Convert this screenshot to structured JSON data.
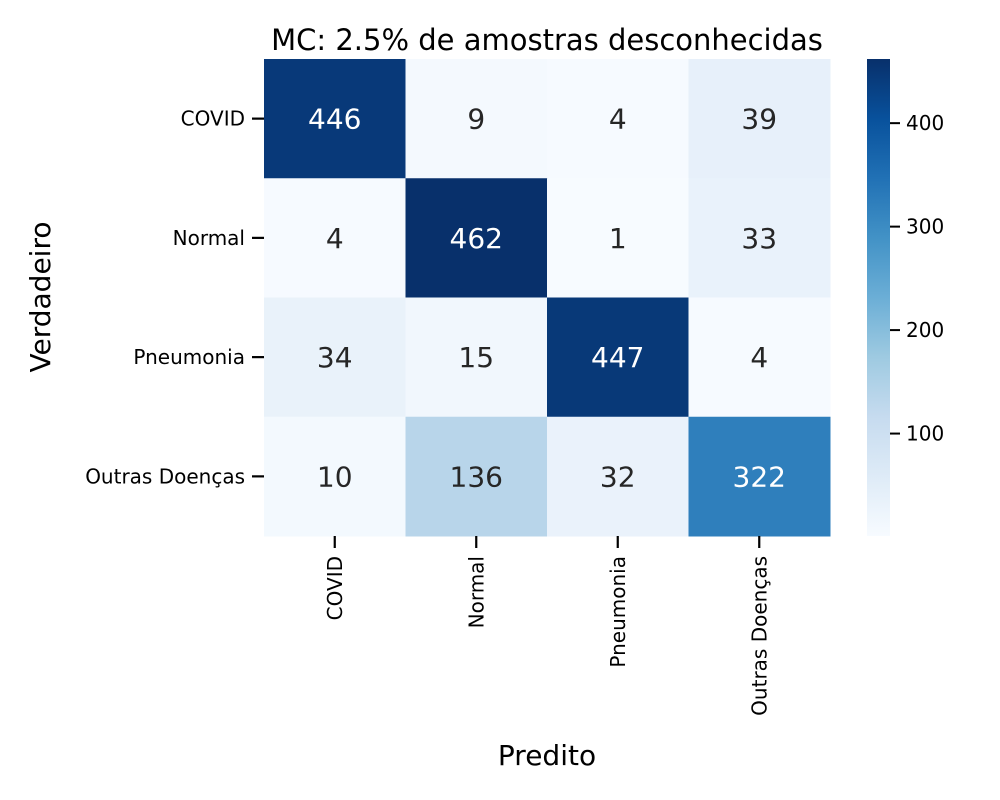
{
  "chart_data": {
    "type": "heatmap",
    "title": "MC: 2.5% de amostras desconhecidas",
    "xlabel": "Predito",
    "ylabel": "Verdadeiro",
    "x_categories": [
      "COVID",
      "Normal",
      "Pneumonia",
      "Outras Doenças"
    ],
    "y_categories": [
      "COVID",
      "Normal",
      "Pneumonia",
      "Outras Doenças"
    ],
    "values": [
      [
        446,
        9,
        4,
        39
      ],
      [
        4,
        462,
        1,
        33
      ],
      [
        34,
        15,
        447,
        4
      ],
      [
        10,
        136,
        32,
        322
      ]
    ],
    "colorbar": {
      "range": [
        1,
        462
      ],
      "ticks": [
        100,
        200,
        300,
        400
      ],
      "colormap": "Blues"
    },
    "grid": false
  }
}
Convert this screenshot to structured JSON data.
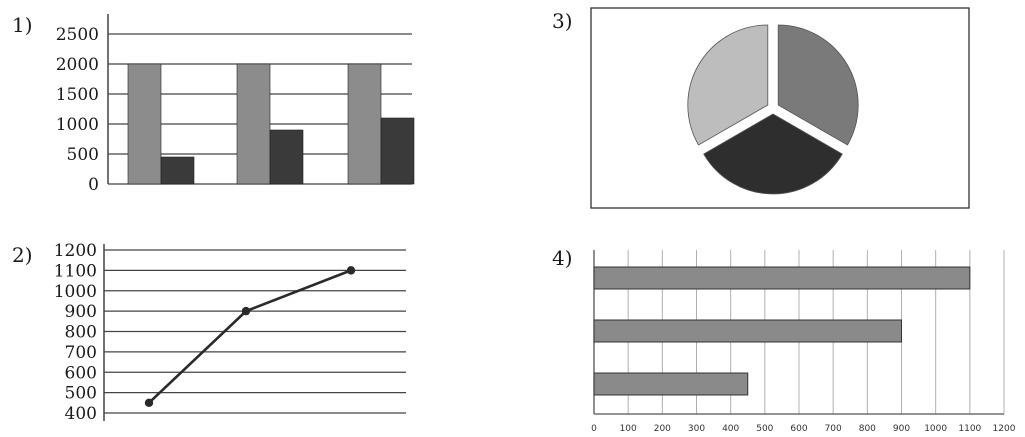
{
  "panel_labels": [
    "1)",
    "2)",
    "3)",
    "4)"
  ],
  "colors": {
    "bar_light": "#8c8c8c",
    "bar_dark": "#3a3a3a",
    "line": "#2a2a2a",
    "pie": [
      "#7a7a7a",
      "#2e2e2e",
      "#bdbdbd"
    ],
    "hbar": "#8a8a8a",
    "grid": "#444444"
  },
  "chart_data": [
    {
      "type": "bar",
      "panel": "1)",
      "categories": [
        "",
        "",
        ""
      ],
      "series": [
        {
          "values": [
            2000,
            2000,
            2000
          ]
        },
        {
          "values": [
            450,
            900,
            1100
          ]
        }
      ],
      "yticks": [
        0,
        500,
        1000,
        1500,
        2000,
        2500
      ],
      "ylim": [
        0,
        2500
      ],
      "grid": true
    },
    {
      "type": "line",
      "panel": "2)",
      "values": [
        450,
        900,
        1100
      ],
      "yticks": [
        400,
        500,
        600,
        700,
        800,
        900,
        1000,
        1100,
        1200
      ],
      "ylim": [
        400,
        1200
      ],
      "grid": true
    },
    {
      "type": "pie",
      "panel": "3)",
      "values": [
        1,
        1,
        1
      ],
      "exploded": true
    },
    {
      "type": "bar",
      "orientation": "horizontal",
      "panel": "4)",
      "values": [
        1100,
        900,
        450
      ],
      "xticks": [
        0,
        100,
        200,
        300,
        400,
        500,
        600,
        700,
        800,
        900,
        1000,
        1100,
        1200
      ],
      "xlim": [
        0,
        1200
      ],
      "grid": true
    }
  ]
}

**AIM OF THE EXERCISE**
All entries must be written out again exactly as given, with no pictures in the copy.

**FINISHED EXERCISE**
Convert this screenshot to structured JSON data.
{
  "chart_data": {
    "type": "heatmap",
    "title": "MC: 2.5% de amostras desconhecidas",
    "xlabel": "Predito",
    "ylabel": "Verdadeiro",
    "x_categories": [
      "COVID",
      "Normal",
      "Pneumonia",
      "Outras Doenças"
    ],
    "y_categories": [
      "COVID",
      "Normal",
      "Pneumonia",
      "Outras Doenças"
    ],
    "values": [
      [
        446,
        9,
        4,
        39
      ],
      [
        4,
        462,
        1,
        33
      ],
      [
        34,
        15,
        447,
        4
      ],
      [
        10,
        136,
        32,
        322
      ]
    ],
    "colorbar": {
      "range": [
        1,
        462
      ],
      "ticks": [
        100,
        200,
        300,
        400
      ],
      "colormap": "Blues"
    },
    "grid": false
  }
}
Convert this screenshot to structured JSON data.
{
  "panel_labels": [
    "1)",
    "2)",
    "3)",
    "4)"
  ],
  "colors": {
    "bar_light": "#8c8c8c",
    "bar_dark": "#3a3a3a",
    "line": "#2a2a2a",
    "pie": [
      "#7a7a7a",
      "#2e2e2e",
      "#bdbdbd"
    ],
    "hbar": "#8a8a8a",
    "grid": "#444444"
  },
  "chart_data": [
    {
      "type": "bar",
      "panel": "1)",
      "categories": [
        "",
        "",
        ""
      ],
      "series": [
        {
          "values": [
            2000,
            2000,
            2000
          ]
        },
        {
          "values": [
            450,
            900,
            1100
          ]
        }
      ],
      "yticks": [
        0,
        500,
        1000,
        1500,
        2000,
        2500
      ],
      "ylim": [
        0,
        2500
      ],
      "grid": true
    },
    {
      "type": "line",
      "panel": "2)",
      "values": [
        450,
        900,
        1100
      ],
      "yticks": [
        400,
        500,
        600,
        700,
        800,
        900,
        1000,
        1100,
        1200
      ],
      "ylim": [
        400,
        1200
      ],
      "grid": true
    },
    {
      "type": "pie",
      "panel": "3)",
      "values": [
        1,
        1,
        1
      ],
      "exploded": true
    },
    {
      "type": "bar",
      "orientation": "horizontal",
      "panel": "4)",
      "values": [
        1100,
        900,
        450
      ],
      "xticks": [
        0,
        100,
        200,
        300,
        400,
        500,
        600,
        700,
        800,
        900,
        1000,
        1100,
        1200
      ],
      "xlim": [
        0,
        1200
      ],
      "grid": true
    }
  ]
}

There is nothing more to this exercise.